**EXERCISE DETAILS:** Output only the count of lines that contain "способом".

Collected data entries:

>> Begin

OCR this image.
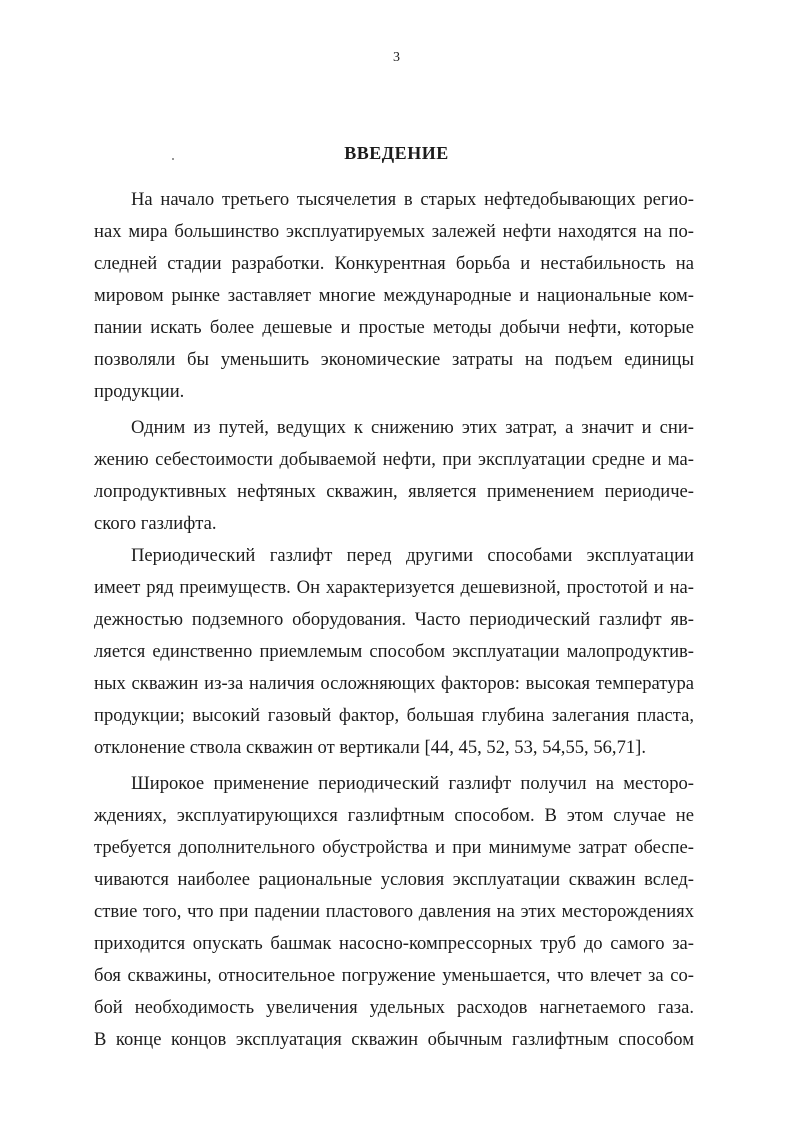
3
ВВЕДЕНИЕ
На начало третьего тысячелетия в старых нефтедобывающих регио-
нах мира большинство эксплуатируемых залежей нефти находятся на по-
следней стадии разработки. Конкурентная борьба и нестабильность на
мировом рынке заставляет многие международные и национальные ком-
пании искать более дешевые и простые методы добычи нефти, которые
позволяли бы уменьшить экономические затраты на подъем единицы
продукции.
Одним из путей, ведущих к снижению этих затрат, а значит и сни-
жению себестоимости добываемой нефти, при эксплуатации средне и ма-
лопродуктивных нефтяных скважин, является применением периодиче-
ского газлифта.
Периодический газлифт перед другими способами эксплуатации
имеет ряд преимуществ. Он характеризуется дешевизной, простотой и на-
дежностью подземного оборудования. Часто периодический газлифт яв-
ляется единственно приемлемым способом эксплуатации малопродуктив-
ных скважин из-за наличия осложняющих факторов: высокая температура
продукции; высокий газовый фактор, большая глубина залегания пласта,
отклонение ствола скважин от вертикали [44, 45, 52, 53, 54,55, 56,71].
Широкое применение периодический газлифт получил на месторо-
ждениях, эксплуатирующихся газлифтным способом. В этом случае не
требуется дополнительного обустройства и при минимуме затрат обеспе-
чиваются наиболее рациональные условия эксплуатации скважин вслед-
ствие того, что при падении пластового давления на этих месторождениях
приходится опускать башмак насосно-компрессорных труб до самого за-
боя скважины, относительное погружение уменьшается, что влечет за со-
бой необходимость увеличения удельных расходов нагнетаемого газа.
В конце концов эксплуатация скважин обычным газлифтным способом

>> End

**REPLY TO THE EXERCISE:** 3